Pull every line containing the word "title" from the records.

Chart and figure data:
-------------------------
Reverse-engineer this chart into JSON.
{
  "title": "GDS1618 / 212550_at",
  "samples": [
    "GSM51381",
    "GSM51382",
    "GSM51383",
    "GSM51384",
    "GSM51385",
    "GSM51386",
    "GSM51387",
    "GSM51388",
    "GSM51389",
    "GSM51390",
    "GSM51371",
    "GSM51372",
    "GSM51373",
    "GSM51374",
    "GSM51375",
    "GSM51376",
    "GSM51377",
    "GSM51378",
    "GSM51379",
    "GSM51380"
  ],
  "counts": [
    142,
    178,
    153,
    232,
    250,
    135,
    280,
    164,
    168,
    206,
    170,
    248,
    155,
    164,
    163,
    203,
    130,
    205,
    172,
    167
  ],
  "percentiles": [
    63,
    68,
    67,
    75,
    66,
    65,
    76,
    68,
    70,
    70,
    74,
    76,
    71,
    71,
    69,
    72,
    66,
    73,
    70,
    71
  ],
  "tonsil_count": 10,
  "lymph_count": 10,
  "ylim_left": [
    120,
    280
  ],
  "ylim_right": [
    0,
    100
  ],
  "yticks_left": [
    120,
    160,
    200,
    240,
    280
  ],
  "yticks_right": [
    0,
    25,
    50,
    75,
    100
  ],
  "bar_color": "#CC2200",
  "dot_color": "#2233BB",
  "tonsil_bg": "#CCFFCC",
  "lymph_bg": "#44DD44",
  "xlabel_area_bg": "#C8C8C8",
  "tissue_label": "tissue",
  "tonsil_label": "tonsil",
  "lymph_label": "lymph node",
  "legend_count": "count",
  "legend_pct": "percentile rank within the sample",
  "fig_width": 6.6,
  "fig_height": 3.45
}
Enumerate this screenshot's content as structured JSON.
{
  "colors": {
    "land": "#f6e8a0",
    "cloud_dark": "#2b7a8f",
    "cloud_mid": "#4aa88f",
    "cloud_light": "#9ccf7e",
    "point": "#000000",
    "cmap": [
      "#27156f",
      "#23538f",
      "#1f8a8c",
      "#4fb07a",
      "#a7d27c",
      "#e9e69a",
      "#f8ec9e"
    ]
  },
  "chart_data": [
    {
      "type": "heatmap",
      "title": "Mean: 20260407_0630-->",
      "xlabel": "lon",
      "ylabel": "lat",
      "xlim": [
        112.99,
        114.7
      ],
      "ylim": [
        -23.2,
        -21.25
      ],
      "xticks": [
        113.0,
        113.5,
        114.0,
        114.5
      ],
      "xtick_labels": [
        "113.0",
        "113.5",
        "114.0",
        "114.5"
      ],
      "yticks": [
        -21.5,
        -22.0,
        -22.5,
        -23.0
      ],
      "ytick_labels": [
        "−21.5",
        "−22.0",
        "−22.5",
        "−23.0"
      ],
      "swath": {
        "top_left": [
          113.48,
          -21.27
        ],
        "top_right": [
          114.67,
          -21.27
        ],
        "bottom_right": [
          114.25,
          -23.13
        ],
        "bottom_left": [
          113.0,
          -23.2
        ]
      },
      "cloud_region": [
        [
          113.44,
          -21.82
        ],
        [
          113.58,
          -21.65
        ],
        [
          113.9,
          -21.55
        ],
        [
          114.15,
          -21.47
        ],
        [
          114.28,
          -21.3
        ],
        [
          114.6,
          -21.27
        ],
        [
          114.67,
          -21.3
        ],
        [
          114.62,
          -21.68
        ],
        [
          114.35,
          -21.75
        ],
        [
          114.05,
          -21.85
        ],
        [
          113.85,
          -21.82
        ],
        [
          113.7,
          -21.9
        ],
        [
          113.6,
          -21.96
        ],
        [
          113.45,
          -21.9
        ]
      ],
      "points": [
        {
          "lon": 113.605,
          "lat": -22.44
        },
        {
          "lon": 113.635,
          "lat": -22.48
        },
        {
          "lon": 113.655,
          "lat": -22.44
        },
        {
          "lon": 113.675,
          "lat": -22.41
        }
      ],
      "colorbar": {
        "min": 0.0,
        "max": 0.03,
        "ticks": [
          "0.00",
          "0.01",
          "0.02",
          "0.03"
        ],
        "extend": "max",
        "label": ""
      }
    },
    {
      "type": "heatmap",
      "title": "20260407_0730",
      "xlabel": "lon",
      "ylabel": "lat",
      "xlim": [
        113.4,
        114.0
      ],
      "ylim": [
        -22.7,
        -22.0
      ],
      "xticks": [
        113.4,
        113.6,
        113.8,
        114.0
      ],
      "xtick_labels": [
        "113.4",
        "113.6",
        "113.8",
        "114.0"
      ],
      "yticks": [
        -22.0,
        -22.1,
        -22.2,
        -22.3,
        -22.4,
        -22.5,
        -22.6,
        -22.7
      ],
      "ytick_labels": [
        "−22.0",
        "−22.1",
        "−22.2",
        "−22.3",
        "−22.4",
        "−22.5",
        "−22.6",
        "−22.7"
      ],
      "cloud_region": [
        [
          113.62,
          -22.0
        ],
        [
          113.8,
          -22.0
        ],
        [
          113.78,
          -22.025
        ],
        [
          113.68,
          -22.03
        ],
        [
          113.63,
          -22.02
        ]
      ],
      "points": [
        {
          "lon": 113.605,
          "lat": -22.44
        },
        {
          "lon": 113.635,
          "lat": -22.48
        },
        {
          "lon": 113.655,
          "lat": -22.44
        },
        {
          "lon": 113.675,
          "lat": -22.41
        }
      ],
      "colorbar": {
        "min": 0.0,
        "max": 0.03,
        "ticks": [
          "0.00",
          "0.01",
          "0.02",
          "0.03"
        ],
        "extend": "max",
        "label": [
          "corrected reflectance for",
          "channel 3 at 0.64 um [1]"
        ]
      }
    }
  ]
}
-------------------------
§ **EXERCISE SOLUTION**
  "title": "GDS1618 / 212550_at",
      "title": "Mean: 20260407_0630-->",
      "title": "20260407_0730",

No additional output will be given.